AIM OF THE EXERCISE = Transcribe each line exactly.
>>
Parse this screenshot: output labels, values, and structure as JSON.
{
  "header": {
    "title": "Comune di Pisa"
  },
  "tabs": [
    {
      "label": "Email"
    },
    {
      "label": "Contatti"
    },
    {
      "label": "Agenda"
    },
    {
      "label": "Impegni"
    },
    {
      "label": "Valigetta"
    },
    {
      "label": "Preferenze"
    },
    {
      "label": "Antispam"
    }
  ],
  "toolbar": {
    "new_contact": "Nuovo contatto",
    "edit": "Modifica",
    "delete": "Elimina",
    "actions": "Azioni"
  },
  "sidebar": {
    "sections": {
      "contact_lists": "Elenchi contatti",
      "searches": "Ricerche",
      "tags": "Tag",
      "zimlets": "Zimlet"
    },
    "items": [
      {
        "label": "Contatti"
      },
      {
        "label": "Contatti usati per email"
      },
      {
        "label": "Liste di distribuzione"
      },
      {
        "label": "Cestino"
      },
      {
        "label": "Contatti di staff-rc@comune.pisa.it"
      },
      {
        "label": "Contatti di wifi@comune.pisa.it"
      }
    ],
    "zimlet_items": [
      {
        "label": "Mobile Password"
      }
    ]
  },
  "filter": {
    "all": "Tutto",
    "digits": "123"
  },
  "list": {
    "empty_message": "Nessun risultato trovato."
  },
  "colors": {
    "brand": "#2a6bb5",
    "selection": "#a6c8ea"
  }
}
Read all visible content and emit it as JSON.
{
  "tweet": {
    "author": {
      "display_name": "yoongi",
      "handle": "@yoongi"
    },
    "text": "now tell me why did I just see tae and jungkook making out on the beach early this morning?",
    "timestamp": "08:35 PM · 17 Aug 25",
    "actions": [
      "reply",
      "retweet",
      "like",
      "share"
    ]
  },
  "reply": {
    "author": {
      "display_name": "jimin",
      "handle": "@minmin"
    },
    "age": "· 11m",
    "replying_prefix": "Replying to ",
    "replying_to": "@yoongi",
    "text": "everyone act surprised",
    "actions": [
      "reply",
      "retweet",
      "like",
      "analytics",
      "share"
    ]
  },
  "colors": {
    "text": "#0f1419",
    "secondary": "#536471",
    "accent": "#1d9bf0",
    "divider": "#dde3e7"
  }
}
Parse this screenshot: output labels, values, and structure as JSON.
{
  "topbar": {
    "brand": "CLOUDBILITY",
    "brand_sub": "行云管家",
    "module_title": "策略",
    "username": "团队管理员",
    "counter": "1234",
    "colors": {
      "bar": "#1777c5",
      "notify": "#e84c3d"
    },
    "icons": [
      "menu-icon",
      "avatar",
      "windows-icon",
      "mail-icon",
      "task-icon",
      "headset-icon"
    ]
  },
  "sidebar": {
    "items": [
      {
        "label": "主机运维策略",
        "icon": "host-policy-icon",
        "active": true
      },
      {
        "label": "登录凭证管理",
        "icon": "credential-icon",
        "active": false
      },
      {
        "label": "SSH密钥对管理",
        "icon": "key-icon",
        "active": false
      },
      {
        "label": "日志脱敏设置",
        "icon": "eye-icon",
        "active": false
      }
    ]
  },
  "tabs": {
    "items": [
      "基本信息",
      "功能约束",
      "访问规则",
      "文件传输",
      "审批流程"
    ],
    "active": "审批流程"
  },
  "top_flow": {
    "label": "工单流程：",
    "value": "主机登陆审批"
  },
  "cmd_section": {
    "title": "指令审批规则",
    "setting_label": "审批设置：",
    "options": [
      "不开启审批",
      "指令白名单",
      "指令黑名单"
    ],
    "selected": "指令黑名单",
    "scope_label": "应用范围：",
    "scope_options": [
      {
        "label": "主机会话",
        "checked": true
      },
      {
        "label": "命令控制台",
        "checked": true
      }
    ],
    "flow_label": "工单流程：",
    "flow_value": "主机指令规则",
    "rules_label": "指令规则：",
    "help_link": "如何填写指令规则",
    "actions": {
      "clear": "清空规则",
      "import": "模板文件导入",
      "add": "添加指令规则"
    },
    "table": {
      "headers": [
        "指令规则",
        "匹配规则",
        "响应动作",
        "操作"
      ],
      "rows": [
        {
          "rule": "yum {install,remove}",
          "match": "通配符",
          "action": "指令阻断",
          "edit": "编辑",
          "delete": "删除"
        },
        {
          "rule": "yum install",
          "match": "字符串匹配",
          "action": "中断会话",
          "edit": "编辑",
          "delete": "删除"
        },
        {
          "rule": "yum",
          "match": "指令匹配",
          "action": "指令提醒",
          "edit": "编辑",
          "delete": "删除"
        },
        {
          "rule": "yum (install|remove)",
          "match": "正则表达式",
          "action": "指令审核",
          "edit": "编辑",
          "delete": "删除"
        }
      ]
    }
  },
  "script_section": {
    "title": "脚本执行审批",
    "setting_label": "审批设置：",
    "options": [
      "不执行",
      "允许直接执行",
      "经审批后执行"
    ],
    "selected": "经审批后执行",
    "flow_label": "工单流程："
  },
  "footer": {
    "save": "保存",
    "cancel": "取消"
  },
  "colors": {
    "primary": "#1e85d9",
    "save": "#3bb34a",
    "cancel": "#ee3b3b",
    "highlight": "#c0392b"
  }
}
<<
FULL OUTPUT =
Parse this screenshot: output labels, values, and structure as JSON.
{
  "header": {
    "title": "Comune di Pisa"
  },
  "tabs": [
    {
      "label": "Email"
    },
    {
      "label": "Contatti"
    },
    {
      "label": "Agenda"
    },
    {
      "label": "Impegni"
    },
    {
      "label": "Valigetta"
    },
    {
      "label": "Preferenze"
    },
    {
      "label": "Antispam"
    }
  ],
  "toolbar": {
    "new_contact": "Nuovo contatto",
    "edit": "Modifica",
    "delete": "Elimina",
    "actions": "Azioni"
  },
  "sidebar": {
    "sections": {
      "contact_lists": "Elenchi contatti",
      "searches": "Ricerche",
      "tags": "Tag",
      "zimlets": "Zimlet"
    },
    "items": [
      {
        "label": "Contatti"
      },
      {
        "label": "Contatti usati per email"
      },
      {
        "label": "Liste di distribuzione"
      },
      {
        "label": "Cestino"
      },
      {
        "label": "Contatti di staff-rc@comune.pisa.it"
      },
      {
        "label": "Contatti di wifi@comune.pisa.it"
      }
    ],
    "zimlet_items": [
      {
        "label": "Mobile Password"
      }
    ]
  },
  "filter": {
    "all": "Tutto",
    "digits": "123"
  },
  "list": {
    "empty_message": "Nessun risultato trovato."
  },
  "colors": {
    "brand": "#2a6bb5",
    "selection": "#a6c8ea"
  }
}
Read all visible content and emit it as JSON.
{
  "tweet": {
    "author": {
      "display_name": "yoongi",
      "handle": "@yoongi"
    },
    "text": "now tell me why did I just see tae and jungkook making out on the beach early this morning?",
    "timestamp": "08:35 PM · 17 Aug 25",
    "actions": [
      "reply",
      "retweet",
      "like",
      "share"
    ]
  },
  "reply": {
    "author": {
      "display_name": "jimin",
      "handle": "@minmin"
    },
    "age": "· 11m",
    "replying_prefix": "Replying to ",
    "replying_to": "@yoongi",
    "text": "everyone act surprised",
    "actions": [
      "reply",
      "retweet",
      "like",
      "analytics",
      "share"
    ]
  },
  "colors": {
    "text": "#0f1419",
    "secondary": "#536471",
    "accent": "#1d9bf0",
    "divider": "#dde3e7"
  }
}
Parse this screenshot: output labels, values, and structure as JSON.
{
  "topbar": {
    "brand": "CLOUDBILITY",
    "brand_sub": "行云管家",
    "module_title": "策略",
    "username": "团队管理员",
    "counter": "1234",
    "colors": {
      "bar": "#1777c5",
      "notify": "#e84c3d"
    },
    "icons": [
      "menu-icon",
      "avatar",
      "windows-icon",
      "mail-icon",
      "task-icon",
      "headset-icon"
    ]
  },
  "sidebar": {
    "items": [
      {
        "label": "主机运维策略",
        "icon": "host-policy-icon",
        "active": true
      },
      {
        "label": "登录凭证管理",
        "icon": "credential-icon",
        "active": false
      },
      {
        "label": "SSH密钥对管理",
        "icon": "key-icon",
        "active": false
      },
      {
        "label": "日志脱敏设置",
        "icon": "eye-icon",
        "active": false
      }
    ]
  },
  "tabs": {
    "items": [
      "基本信息",
      "功能约束",
      "访问规则",
      "文件传输",
      "审批流程"
    ],
    "active": "审批流程"
  },
  "top_flow": {
    "label": "工单流程：",
    "value": "主机登陆审批"
  },
  "cmd_section": {
    "title": "指令审批规则",
    "setting_label": "审批设置：",
    "options": [
      "不开启审批",
      "指令白名单",
      "指令黑名单"
    ],
    "selected": "指令黑名单",
    "scope_label": "应用范围：",
    "scope_options": [
      {
        "label": "主机会话",
        "checked": true
      },
      {
        "label": "命令控制台",
        "checked": true
      }
    ],
    "flow_label": "工单流程：",
    "flow_value": "主机指令规则",
    "rules_label": "指令规则：",
    "help_link": "如何填写指令规则",
    "actions": {
      "clear": "清空规则",
      "import": "模板文件导入",
      "add": "添加指令规则"
    },
    "table": {
      "headers": [
        "指令规则",
        "匹配规则",
        "响应动作",
        "操作"
      ],
      "rows": [
        {
          "rule": "yum {install,remove}",
          "match": "通配符",
          "action": "指令阻断",
          "edit": "编辑",
          "delete": "删除"
        },
        {
          "rule": "yum install",
          "match": "字符串匹配",
          "action": "中断会话",
          "edit": "编辑",
          "delete": "删除"
        },
        {
          "rule": "yum",
          "match": "指令匹配",
          "action": "指令提醒",
          "edit": "编辑",
          "delete": "删除"
        },
        {
          "rule": "yum (install|remove)",
          "match": "正则表达式",
          "action": "指令审核",
          "edit": "编辑",
          "delete": "删除"
        }
      ]
    }
  },
  "script_section": {
    "title": "脚本执行审批",
    "setting_label": "审批设置：",
    "options": [
      "不执行",
      "允许直接执行",
      "经审批后执行"
    ],
    "selected": "经审批后执行",
    "flow_label": "工单流程："
  },
  "footer": {
    "save": "保存",
    "cancel": "取消"
  },
  "colors": {
    "primary": "#1e85d9",
    "save": "#3bb34a",
    "cancel": "#ee3b3b",
    "highlight": "#c0392b"
  }
}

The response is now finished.